Examine each line of the data. Copy those that contain the string "Наименование".

#### The data ####

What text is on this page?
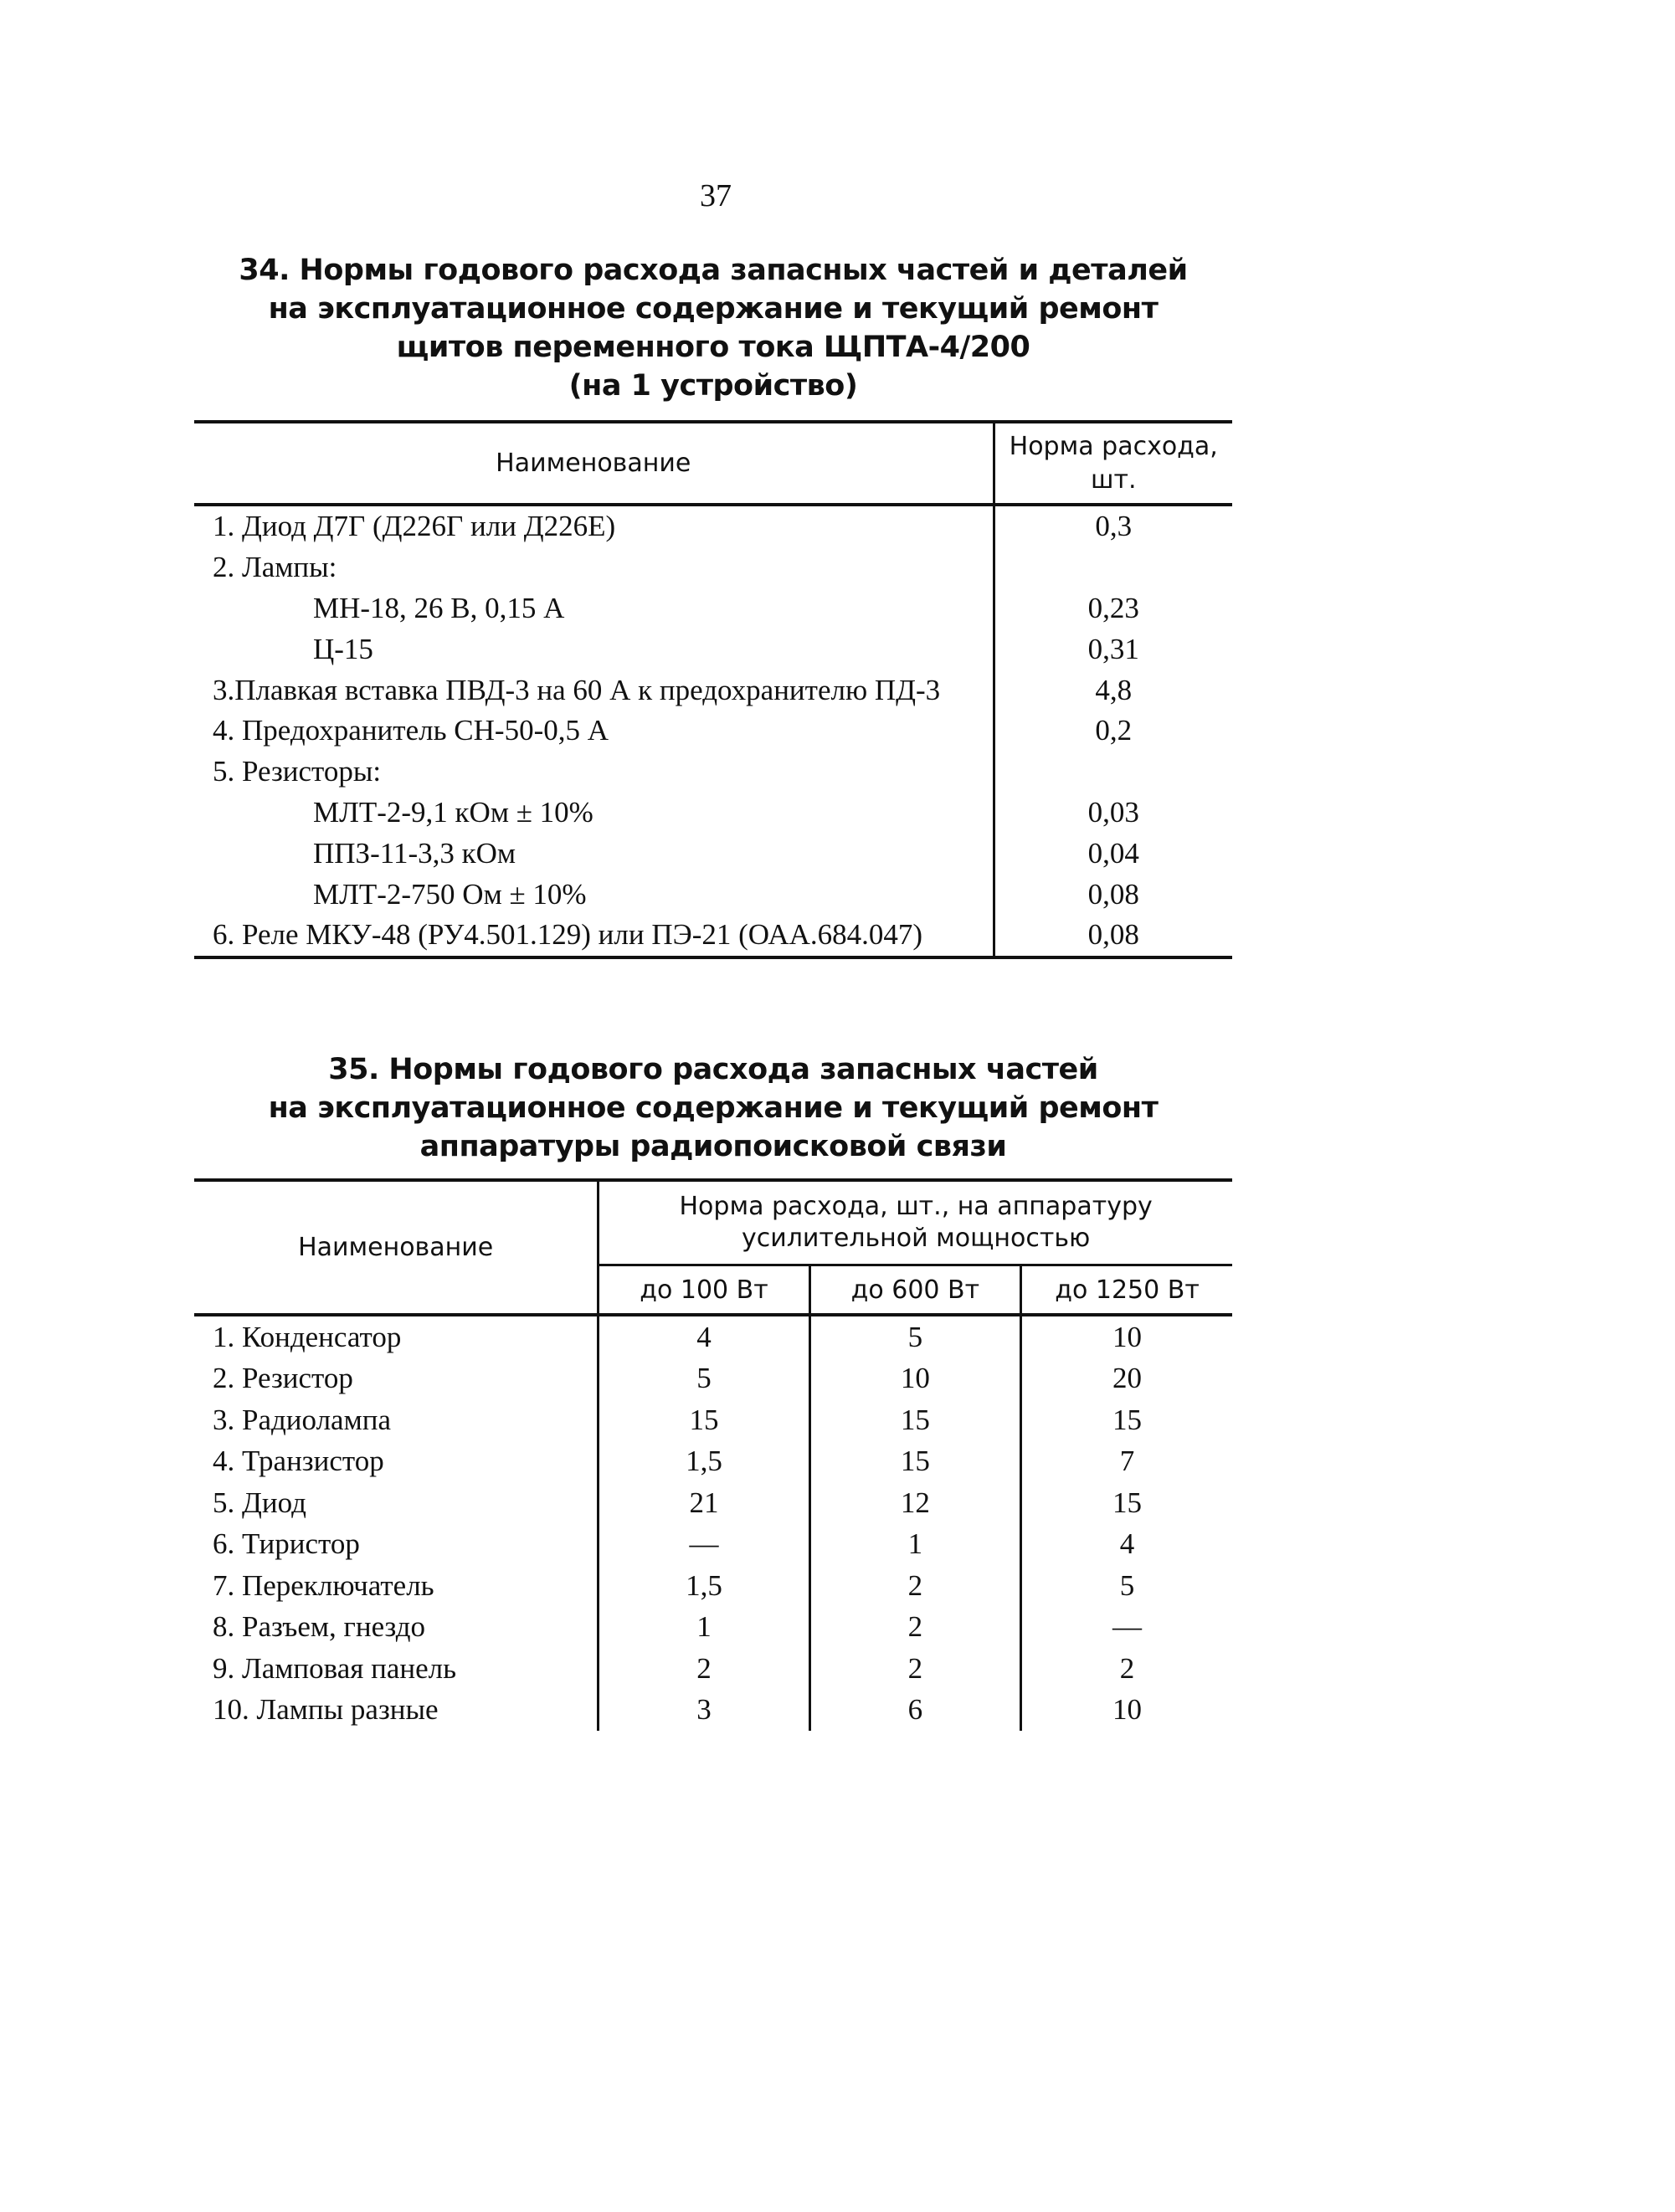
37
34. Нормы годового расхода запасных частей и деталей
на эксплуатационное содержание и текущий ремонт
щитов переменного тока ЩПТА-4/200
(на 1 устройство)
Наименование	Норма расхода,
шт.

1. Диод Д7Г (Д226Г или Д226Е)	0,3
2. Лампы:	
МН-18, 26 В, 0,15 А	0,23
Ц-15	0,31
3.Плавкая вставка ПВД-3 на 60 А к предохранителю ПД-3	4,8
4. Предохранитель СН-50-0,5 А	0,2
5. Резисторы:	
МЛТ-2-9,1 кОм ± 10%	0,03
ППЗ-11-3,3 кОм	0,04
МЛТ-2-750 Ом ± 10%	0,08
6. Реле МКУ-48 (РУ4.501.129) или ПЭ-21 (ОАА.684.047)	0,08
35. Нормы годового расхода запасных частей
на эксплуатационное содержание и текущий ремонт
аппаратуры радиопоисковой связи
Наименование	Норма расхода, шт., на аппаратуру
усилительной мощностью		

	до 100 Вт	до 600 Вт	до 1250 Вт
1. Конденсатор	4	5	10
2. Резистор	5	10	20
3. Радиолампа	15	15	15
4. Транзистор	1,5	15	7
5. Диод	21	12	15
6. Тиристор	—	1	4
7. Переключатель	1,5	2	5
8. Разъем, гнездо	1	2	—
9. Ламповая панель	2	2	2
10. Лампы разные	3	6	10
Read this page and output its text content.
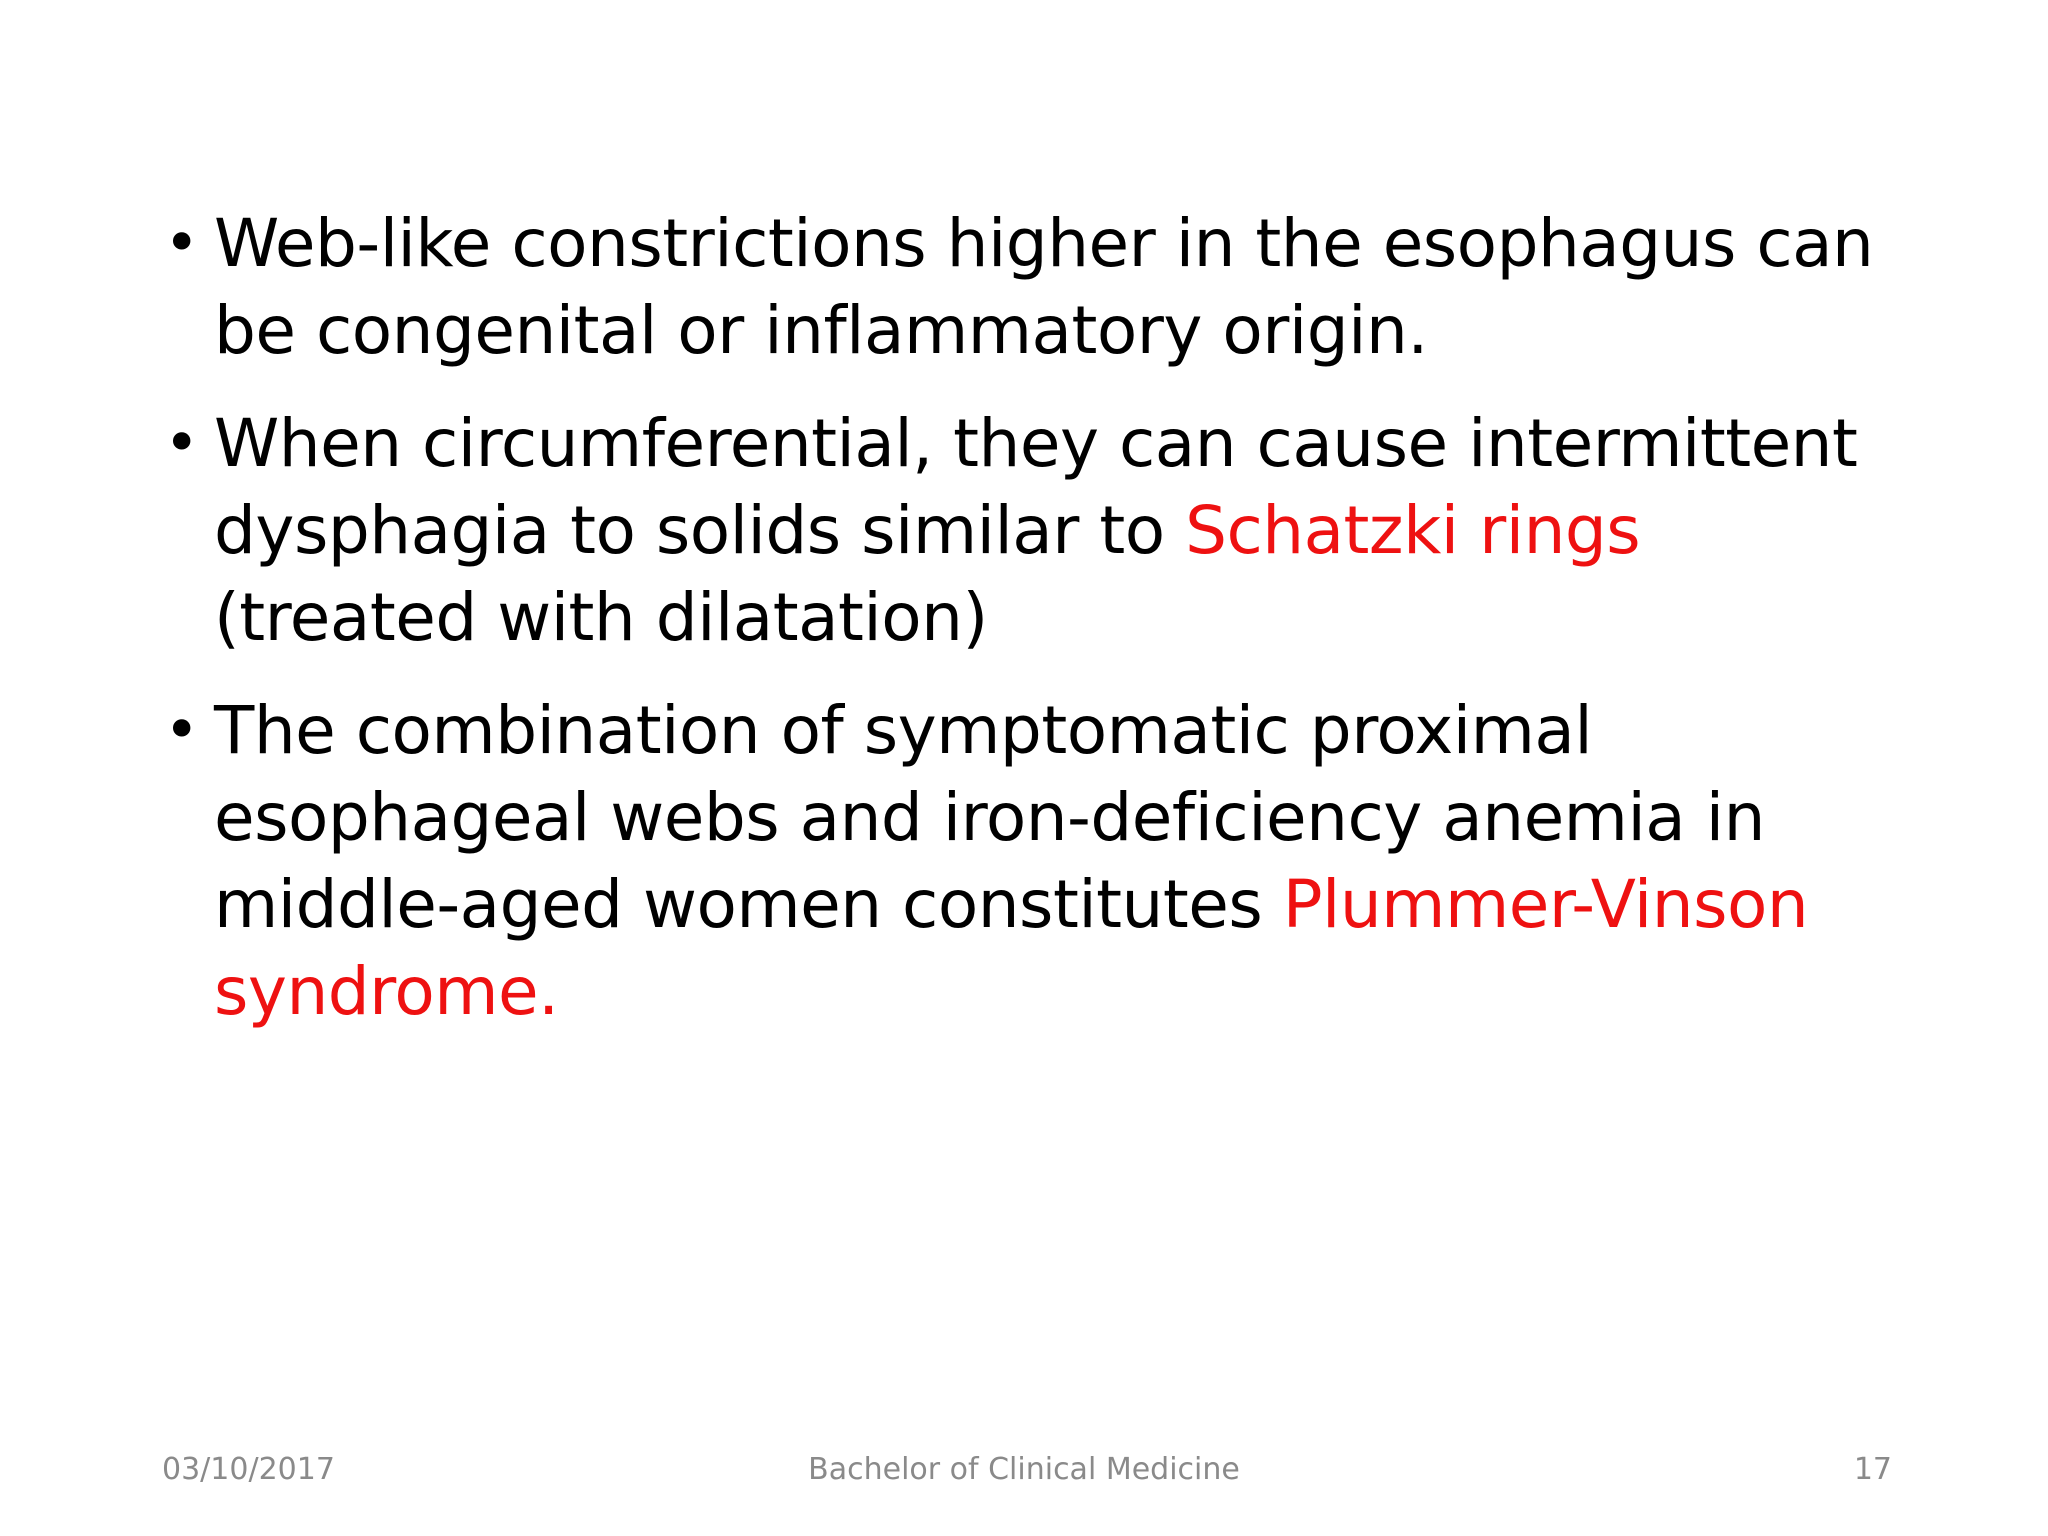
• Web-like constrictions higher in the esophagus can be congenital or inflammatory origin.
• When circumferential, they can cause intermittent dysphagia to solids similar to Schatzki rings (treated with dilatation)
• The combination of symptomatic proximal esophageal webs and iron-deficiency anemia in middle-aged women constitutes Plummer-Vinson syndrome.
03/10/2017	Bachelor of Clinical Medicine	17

####

[The answer]
Наименование	Норма расхода,
Наименование	Норма расхода, шт., на аппаратуру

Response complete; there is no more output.